• **Exercise description**: Write out the whole listing again, exactly.

• **Data provided**:
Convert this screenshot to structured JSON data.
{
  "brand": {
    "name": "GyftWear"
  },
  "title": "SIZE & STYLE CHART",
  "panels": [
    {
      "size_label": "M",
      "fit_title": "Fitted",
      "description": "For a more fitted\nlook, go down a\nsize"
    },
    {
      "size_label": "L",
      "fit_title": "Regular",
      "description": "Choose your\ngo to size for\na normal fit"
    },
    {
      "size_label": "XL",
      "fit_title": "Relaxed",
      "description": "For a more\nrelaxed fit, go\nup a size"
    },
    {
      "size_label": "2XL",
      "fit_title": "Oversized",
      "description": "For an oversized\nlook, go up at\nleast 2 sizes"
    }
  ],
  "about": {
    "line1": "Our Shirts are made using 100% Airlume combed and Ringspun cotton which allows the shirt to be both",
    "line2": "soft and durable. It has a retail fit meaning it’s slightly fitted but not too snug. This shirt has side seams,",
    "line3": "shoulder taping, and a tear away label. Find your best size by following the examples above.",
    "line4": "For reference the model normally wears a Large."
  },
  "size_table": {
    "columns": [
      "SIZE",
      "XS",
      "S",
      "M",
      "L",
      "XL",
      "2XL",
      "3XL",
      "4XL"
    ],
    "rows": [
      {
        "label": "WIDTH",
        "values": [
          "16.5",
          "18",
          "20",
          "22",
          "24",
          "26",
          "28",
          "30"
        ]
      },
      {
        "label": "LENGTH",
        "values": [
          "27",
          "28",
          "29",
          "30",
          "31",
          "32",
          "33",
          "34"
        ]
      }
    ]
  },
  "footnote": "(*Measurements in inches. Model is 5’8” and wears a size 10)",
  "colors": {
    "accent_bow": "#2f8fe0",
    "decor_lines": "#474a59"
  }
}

• **Reply to the exercise**:
Convert this screenshot to structured JSON data.
{
  "brand": {
    "name": "GyftWear"
  },
  "title": "SIZE & STYLE CHART",
  "panels": [
    {
      "size_label": "M",
      "fit_title": "Fitted",
      "description": "For a more fitted\nlook, go down a\nsize"
    },
    {
      "size_label": "L",
      "fit_title": "Regular",
      "description": "Choose your\ngo to size for\na normal fit"
    },
    {
      "size_label": "XL",
      "fit_title": "Relaxed",
      "description": "For a more\nrelaxed fit, go\nup a size"
    },
    {
      "size_label": "2XL",
      "fit_title": "Oversized",
      "description": "For an oversized\nlook, go up at\nleast 2 sizes"
    }
  ],
  "about": {
    "line1": "Our Shirts are made using 100% Airlume combed and Ringspun cotton which allows the shirt to be both",
    "line2": "soft and durable. It has a retail fit meaning it’s slightly fitted but not too snug. This shirt has side seams,",
    "line3": "shoulder taping, and a tear away label. Find your best size by following the examples above.",
    "line4": "For reference the model normally wears a Large."
  },
  "size_table": {
    "columns": [
      "SIZE",
      "XS",
      "S",
      "M",
      "L",
      "XL",
      "2XL",
      "3XL",
      "4XL"
    ],
    "rows": [
      {
        "label": "WIDTH",
        "values": [
          "16.5",
          "18",
          "20",
          "22",
          "24",
          "26",
          "28",
          "30"
        ]
      },
      {
        "label": "LENGTH",
        "values": [
          "27",
          "28",
          "29",
          "30",
          "31",
          "32",
          "33",
          "34"
        ]
      }
    ]
  },
  "footnote": "(*Measurements in inches. Model is 5’8” and wears a size 10)",
  "colors": {
    "accent_bow": "#2f8fe0",
    "decor_lines": "#474a59"
  }
}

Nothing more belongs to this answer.